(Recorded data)
┌────────

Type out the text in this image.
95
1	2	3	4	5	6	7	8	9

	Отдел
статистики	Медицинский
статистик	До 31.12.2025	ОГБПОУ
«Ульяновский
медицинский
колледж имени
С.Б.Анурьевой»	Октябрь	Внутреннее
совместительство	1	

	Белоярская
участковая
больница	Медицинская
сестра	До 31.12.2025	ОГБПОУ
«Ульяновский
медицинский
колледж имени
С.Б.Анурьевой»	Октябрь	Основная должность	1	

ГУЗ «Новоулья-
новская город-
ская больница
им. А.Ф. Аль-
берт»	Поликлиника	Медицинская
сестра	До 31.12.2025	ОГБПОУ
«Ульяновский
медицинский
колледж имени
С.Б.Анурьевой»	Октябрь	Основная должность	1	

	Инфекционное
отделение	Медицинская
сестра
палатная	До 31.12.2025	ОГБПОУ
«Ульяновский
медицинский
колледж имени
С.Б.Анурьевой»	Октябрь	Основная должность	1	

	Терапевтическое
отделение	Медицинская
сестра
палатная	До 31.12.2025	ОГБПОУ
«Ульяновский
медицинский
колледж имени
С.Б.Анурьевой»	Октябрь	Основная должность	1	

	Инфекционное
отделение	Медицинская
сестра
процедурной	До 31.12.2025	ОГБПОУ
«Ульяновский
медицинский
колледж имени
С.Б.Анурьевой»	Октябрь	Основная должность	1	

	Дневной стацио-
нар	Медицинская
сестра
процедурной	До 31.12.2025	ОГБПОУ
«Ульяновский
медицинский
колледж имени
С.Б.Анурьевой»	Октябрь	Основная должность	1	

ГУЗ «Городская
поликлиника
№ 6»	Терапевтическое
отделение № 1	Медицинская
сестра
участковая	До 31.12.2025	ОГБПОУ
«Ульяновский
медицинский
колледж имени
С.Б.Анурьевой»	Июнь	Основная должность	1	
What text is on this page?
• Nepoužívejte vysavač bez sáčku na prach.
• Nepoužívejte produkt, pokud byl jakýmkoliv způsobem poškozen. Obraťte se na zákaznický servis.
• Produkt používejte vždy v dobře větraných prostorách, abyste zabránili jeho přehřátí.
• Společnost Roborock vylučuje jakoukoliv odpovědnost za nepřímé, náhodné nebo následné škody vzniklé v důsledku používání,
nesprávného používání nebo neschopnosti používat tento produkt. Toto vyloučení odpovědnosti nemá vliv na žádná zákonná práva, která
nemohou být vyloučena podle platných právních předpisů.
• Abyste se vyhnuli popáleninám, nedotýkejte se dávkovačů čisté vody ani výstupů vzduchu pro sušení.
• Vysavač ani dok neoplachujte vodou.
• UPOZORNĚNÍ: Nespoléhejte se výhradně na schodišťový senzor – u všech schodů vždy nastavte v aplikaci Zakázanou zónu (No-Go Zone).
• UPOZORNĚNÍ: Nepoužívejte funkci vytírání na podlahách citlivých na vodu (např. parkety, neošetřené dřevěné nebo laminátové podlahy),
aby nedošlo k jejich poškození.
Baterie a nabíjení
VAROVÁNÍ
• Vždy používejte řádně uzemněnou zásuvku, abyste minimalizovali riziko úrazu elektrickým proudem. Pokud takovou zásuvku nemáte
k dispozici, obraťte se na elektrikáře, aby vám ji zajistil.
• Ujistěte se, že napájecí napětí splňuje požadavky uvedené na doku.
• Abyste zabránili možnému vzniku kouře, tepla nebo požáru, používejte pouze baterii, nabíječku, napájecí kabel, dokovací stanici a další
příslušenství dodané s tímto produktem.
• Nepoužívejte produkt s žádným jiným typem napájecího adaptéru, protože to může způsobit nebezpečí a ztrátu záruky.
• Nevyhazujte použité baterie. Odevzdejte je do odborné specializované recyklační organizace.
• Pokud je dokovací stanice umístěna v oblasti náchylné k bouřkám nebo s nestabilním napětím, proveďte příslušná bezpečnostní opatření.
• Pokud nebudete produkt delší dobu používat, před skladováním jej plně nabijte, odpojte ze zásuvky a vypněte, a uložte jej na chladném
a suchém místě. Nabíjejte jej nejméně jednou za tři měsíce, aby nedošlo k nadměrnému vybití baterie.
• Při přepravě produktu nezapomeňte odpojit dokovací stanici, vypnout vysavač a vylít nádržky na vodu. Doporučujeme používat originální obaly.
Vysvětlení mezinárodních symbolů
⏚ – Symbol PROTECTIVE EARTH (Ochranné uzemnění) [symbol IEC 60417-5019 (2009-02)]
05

└────────

STATED PROBLEM >>
Write out the material exactly as given.

TASK SOLUTION >>
Type out the text in this image.
95
1	2	3	4	5	6	7	8	9

	Отдел
статистики	Медицинский
статистик	До 31.12.2025	ОГБПОУ
«Ульяновский
медицинский
колледж имени
С.Б.Анурьевой»	Октябрь	Внутреннее
совместительство	1	

	Белоярская
участковая
больница	Медицинская
сестра	До 31.12.2025	ОГБПОУ
«Ульяновский
медицинский
колледж имени
С.Б.Анурьевой»	Октябрь	Основная должность	1	

ГУЗ «Новоулья-
новская город-
ская больница
им. А.Ф. Аль-
берт»	Поликлиника	Медицинская
сестра	До 31.12.2025	ОГБПОУ
«Ульяновский
медицинский
колледж имени
С.Б.Анурьевой»	Октябрь	Основная должность	1	

	Инфекционное
отделение	Медицинская
сестра
палатная	До 31.12.2025	ОГБПОУ
«Ульяновский
медицинский
колледж имени
С.Б.Анурьевой»	Октябрь	Основная должность	1	

	Терапевтическое
отделение	Медицинская
сестра
палатная	До 31.12.2025	ОГБПОУ
«Ульяновский
медицинский
колледж имени
С.Б.Анурьевой»	Октябрь	Основная должность	1	

	Инфекционное
отделение	Медицинская
сестра
процедурной	До 31.12.2025	ОГБПОУ
«Ульяновский
медицинский
колледж имени
С.Б.Анурьевой»	Октябрь	Основная должность	1	

	Дневной стацио-
нар	Медицинская
сестра
процедурной	До 31.12.2025	ОГБПОУ
«Ульяновский
медицинский
колледж имени
С.Б.Анурьевой»	Октябрь	Основная должность	1	

ГУЗ «Городская
поликлиника
№ 6»	Терапевтическое
отделение № 1	Медицинская
сестра
участковая	До 31.12.2025	ОГБПОУ
«Ульяновский
медицинский
колледж имени
С.Б.Анурьевой»	Июнь	Основная должность	1	
What text is on this page?
• Nepoužívejte vysavač bez sáčku na prach.
• Nepoužívejte produkt, pokud byl jakýmkoliv způsobem poškozen. Obraťte se na zákaznický servis.
• Produkt používejte vždy v dobře větraných prostorách, abyste zabránili jeho přehřátí.
• Společnost Roborock vylučuje jakoukoliv odpovědnost za nepřímé, náhodné nebo následné škody vzniklé v důsledku používání,
nesprávného používání nebo neschopnosti používat tento produkt. Toto vyloučení odpovědnosti nemá vliv na žádná zákonná práva, která
nemohou být vyloučena podle platných právních předpisů.
• Abyste se vyhnuli popáleninám, nedotýkejte se dávkovačů čisté vody ani výstupů vzduchu pro sušení.
• Vysavač ani dok neoplachujte vodou.
• UPOZORNĚNÍ: Nespoléhejte se výhradně na schodišťový senzor – u všech schodů vždy nastavte v aplikaci Zakázanou zónu (No-Go Zone).
• UPOZORNĚNÍ: Nepoužívejte funkci vytírání na podlahách citlivých na vodu (např. parkety, neošetřené dřevěné nebo laminátové podlahy),
aby nedošlo k jejich poškození.
Baterie a nabíjení
VAROVÁNÍ
• Vždy používejte řádně uzemněnou zásuvku, abyste minimalizovali riziko úrazu elektrickým proudem. Pokud takovou zásuvku nemáte
k dispozici, obraťte se na elektrikáře, aby vám ji zajistil.
• Ujistěte se, že napájecí napětí splňuje požadavky uvedené na doku.
• Abyste zabránili možnému vzniku kouře, tepla nebo požáru, používejte pouze baterii, nabíječku, napájecí kabel, dokovací stanici a další
příslušenství dodané s tímto produktem.
• Nepoužívejte produkt s žádným jiným typem napájecího adaptéru, protože to může způsobit nebezpečí a ztrátu záruky.
• Nevyhazujte použité baterie. Odevzdejte je do odborné specializované recyklační organizace.
• Pokud je dokovací stanice umístěna v oblasti náchylné k bouřkám nebo s nestabilním napětím, proveďte příslušná bezpečnostní opatření.
• Pokud nebudete produkt delší dobu používat, před skladováním jej plně nabijte, odpojte ze zásuvky a vypněte, a uložte jej na chladném
a suchém místě. Nabíjejte jej nejméně jednou za tři měsíce, aby nedošlo k nadměrnému vybití baterie.
• Při přepravě produktu nezapomeňte odpojit dokovací stanici, vypnout vysavač a vylít nádržky na vodu. Doporučujeme používat originální obaly.
Vysvětlení mezinárodních symbolů
⏚ – Symbol PROTECTIVE EARTH (Ochranné uzemnění) [symbol IEC 60417-5019 (2009-02)]
05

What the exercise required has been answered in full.